**Required task A**
Decide whether each statement below agrees with the text on the Baron Dickinson title, answering yes or no and quoting the words of the text that decide it: (i) the title was created for a Liberal politician; (ii) Frances Davidson sat in Parliament as a Labour member; (iii) the second Baron was the only son of the first Baron.
**Required task B**
Write what comes next in the text on the Baron Dickinson title, beginning after its final sentence.

Baron Dickinson, of Painswick in the County of Gloucester, is a title in the Peerage of the United Kingdom. It was created on 18 January 1930 for the Liberal politician Willoughby Dickinson, who had previously represented St Pancras North in the House of Commons. He was the son of Sebastian Dickinson, Member of Parliament for Stroud from 1868 to 1874.  the title is held by the first Baron's great grandson, the third Baron, who succeeded in 2019.

Frances Davidson, Viscountess Davidson, daughter of the first Baron, was a Conservative Member of Parliament and was given a life peerage as Baroness Northchurch in 1964.

The second Baron lived in Painswick and was the director of the Painswick Garden Estate and a trustee of the Painswick Rococo Garden Trust. He was the eldest son of Hon. Richard Sebastian Willoughby Dickinson, only son of the first Baron.

Very Rev. Hon. Hugh Dickinson, Dean of Salisbury from 1986 until 1996, was the younger grandson of the first Baron. Award-winning author Peter Dickinson was younger brother of the second Baron.

**Data extract**
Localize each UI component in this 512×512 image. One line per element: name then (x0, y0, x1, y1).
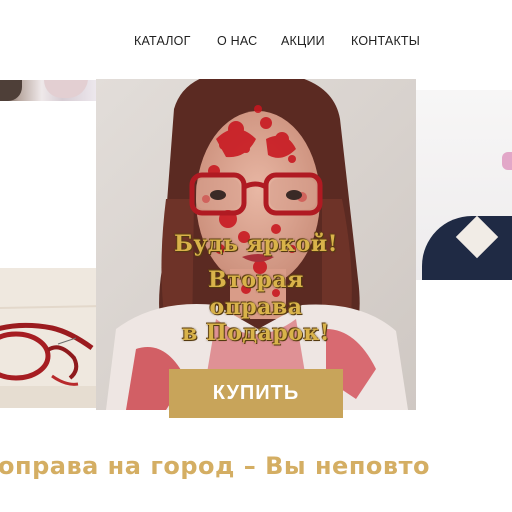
slide-photo-top-left (0, 80, 104, 101)
nav-item-about[interactable]: О НАС (217, 34, 257, 48)
marquee-text: оправа на город – Вы неповто (0, 452, 430, 480)
nav-item-catalog[interactable]: КАТАЛОГ (134, 34, 191, 48)
nav-item-contacts[interactable]: КОНТАКТЫ (351, 34, 420, 48)
promo-line-2: Вторая (208, 267, 304, 293)
slide-photo-right (408, 90, 512, 280)
main-nav: КАТАЛОГ О НАС АКЦИИ КОНТАКТЫ (0, 0, 512, 80)
hero-banner: Будь яркой! Вторая оправа в Подарок! (96, 79, 416, 410)
promo-line-1: Будь яркой! (174, 231, 338, 257)
buy-button[interactable]: КУПИТЬ (169, 369, 343, 418)
promo-line-3: оправа (209, 294, 303, 320)
promo-line-4: в Подарок! (182, 320, 330, 346)
slide-photo-glasses (0, 268, 104, 408)
nav-item-promotions[interactable]: АКЦИИ (281, 34, 325, 48)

**Task output A**
(i) Yes: "It was created on 18 January 1930 for the Liberal politician Willoughby Dickinson"
(ii) No: "was a Conservative Member of Parliament"
(iii) No: "He was the eldest son of Hon. Richard Sebastian Willoughby Dickinson, only son of the first Baron."

**Task output B**
Barons Dickinson (1930)
Willoughby Hyett Dickinson, 1st Baron Dickinson (1859–1943)
Hon. Richard Sebastian Willoughby Dickinson (1897–1935)
Richard Clavering Hyett Dickinson, 2nd Baron Dickinson (1926–2019)
Martin Hyett Dickinson, 3rd Baron Dickinson (b. 1961)

The heir presumptive is the present holder's brother the Hon. Andrew Dickinson (b. 1963)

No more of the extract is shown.